**Excerpted text:**
Justice Ranjana Desai-headed delimitation commission is on the job. If all goes well, the three-member commission, which was constituted on March 6, 2020, may submit its report any time after December 2021.
Determined as they are to perpetuate Kashmir’s hegemony over the polity and economy of the UT of J&K, the National Conference (NC), which earlier had announced boycott of the commission, has almost taken a complete U-turn. If sources close to NC owners are to be believed, then the possibility of its three MPs of not even two lakh votes, who are associate members of the commission, participating in future meetings of the commission just can’t be overruled. In fact, the NC has given a clear hint that it could participate in the meetings of the commission and will fight for over 50 per cent out of a total of 90 seats, so that Kashmir could continue to rule or misrule Jammu province as it did after 1948.
The possibility of NC taking part in the meetings of the commission is one part of the two-part story. The other part of the story is a conspiracy being hatched in Kashmir by elements hostile to Jammu province. The case in point is the insistence that delimitation of the assembly constituencies must be based only on population. Another case in point is the sinister narrative that presents Kashmir as a homogeneous unit and Jammu province as socially, politically and geographically heterogeneous region overlooking the unambiguous Asia Hotel statement of former J&K Chief Minister, Farooq Abdullah that say ‘whatever you want to say but fact is that Jammu, like Kashmir, is a heterogeneous region’.
Take, for example, what former Finance Minister Haseeb Drabu has said, ‘In all the legislative assemblies of the erstwhile state of J&K, there has been no imbalance, regional or otherwise, in the distribution of assembly seats. More specifically, contrary to perception, Jammu has not been discriminated against in representation. In last legislative assembly, for instance, the Kashmir Valley, which had 55 per cent of the population, had 53 per cent of the seats. Jammu, with a share of 43 per cent in the population, got 42.5 per cent of the seats in the legislative assembly. The area of the Jammu division is now 62 per cent while that of Kashmir is 38 per cent. Hence, clamour from Jammu-centric political parties and civil society for using area as a criterion for delimitation’.

**Data rows:**
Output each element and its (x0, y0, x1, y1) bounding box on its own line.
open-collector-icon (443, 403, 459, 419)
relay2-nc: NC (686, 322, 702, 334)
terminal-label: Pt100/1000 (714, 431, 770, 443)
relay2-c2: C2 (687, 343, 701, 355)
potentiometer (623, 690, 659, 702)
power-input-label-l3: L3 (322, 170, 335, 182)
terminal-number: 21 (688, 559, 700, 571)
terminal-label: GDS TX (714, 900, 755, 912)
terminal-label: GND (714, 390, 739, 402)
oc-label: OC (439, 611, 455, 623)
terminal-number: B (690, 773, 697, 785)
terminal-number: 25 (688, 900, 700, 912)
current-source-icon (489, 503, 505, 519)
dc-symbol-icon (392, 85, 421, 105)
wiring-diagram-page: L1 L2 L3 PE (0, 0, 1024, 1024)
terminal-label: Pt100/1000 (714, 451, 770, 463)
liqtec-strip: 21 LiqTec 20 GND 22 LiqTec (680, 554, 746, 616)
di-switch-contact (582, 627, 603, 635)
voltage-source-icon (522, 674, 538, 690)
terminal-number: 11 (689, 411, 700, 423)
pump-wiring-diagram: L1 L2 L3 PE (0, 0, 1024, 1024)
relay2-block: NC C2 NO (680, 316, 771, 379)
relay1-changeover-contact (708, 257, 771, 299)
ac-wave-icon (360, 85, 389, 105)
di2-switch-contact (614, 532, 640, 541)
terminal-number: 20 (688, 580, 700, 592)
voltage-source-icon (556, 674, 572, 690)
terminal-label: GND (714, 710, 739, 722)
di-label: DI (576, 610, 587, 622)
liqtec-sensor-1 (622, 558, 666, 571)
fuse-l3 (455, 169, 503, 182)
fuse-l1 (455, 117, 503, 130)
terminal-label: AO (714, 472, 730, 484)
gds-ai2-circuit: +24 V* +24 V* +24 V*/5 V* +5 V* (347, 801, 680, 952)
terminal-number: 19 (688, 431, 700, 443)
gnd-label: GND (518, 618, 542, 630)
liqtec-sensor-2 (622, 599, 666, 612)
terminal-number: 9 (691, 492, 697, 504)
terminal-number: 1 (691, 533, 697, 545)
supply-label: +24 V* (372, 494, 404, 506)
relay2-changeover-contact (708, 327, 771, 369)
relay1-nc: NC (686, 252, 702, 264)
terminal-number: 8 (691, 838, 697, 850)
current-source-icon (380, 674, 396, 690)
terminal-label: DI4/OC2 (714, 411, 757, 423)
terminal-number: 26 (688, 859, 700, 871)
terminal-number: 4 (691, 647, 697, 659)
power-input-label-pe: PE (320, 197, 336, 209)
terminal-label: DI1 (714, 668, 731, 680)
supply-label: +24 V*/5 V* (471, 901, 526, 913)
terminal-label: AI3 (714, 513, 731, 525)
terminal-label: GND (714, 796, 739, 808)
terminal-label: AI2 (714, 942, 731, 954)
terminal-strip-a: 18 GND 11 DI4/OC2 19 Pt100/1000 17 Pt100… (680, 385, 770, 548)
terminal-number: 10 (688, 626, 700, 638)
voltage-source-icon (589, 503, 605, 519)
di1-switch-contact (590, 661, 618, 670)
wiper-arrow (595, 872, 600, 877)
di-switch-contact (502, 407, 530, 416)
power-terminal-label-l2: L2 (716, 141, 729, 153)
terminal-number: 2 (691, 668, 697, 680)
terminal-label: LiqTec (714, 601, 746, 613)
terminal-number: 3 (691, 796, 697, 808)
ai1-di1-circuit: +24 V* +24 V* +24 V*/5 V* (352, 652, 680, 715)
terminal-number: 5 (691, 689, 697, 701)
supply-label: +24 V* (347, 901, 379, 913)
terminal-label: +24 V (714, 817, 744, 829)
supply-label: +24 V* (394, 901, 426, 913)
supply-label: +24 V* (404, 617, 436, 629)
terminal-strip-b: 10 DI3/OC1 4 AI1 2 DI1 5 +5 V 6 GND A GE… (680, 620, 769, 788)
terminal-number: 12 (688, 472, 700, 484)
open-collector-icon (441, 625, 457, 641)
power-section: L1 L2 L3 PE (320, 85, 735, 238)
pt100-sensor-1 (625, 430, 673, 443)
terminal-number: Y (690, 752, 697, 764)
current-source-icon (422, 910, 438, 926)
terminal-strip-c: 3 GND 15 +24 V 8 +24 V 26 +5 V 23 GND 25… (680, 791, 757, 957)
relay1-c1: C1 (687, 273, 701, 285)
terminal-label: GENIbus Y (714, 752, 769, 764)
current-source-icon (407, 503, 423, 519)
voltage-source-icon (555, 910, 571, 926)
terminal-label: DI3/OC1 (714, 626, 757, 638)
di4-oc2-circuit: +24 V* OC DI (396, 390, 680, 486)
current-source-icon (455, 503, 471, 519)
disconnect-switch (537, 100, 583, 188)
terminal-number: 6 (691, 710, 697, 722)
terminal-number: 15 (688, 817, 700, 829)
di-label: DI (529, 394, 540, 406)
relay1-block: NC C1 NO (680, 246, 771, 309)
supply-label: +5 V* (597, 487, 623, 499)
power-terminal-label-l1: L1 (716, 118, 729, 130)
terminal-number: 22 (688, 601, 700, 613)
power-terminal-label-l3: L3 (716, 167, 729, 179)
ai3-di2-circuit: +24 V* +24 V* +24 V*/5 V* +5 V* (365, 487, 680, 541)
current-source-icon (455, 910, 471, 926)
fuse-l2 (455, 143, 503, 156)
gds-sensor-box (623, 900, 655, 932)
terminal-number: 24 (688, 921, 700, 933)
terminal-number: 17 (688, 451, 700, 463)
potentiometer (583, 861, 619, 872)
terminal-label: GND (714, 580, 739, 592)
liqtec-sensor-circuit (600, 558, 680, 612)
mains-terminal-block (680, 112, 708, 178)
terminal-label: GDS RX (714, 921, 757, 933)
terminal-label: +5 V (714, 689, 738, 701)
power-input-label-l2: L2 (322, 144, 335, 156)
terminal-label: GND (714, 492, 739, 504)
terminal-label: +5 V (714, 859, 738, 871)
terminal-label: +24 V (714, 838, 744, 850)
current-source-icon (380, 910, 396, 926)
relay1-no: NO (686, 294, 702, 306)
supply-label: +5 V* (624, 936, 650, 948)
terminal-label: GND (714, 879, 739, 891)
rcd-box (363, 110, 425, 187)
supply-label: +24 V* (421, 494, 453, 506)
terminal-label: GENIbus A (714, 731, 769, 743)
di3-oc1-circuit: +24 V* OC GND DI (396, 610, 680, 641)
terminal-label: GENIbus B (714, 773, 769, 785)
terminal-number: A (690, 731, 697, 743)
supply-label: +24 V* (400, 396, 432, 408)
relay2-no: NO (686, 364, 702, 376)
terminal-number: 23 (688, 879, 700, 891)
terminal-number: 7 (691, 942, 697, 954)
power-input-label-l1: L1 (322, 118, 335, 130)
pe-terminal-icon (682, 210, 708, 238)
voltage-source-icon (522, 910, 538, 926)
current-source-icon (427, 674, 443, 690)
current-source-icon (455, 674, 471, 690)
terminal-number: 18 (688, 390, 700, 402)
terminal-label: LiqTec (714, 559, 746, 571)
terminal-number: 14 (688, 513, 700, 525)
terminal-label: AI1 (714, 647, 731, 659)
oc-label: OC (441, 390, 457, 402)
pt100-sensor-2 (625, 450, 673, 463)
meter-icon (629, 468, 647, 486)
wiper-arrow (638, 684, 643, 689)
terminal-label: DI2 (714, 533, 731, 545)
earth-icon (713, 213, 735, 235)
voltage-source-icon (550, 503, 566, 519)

**Task:**
Answer these from the article on the delimitation commission:
(a) On what date was the commission constituted?
(b) What is the total number of seats mentioned, over 50 per cent of which the NC will fight for?
(c) In the figures attributed to Haseeb Drabu, what share of the seats did the Kashmir Valley have in the last legislative assembly?

**Finished exercise:**
(a) March 6, 2020
(b) 90
(c) 53 per cent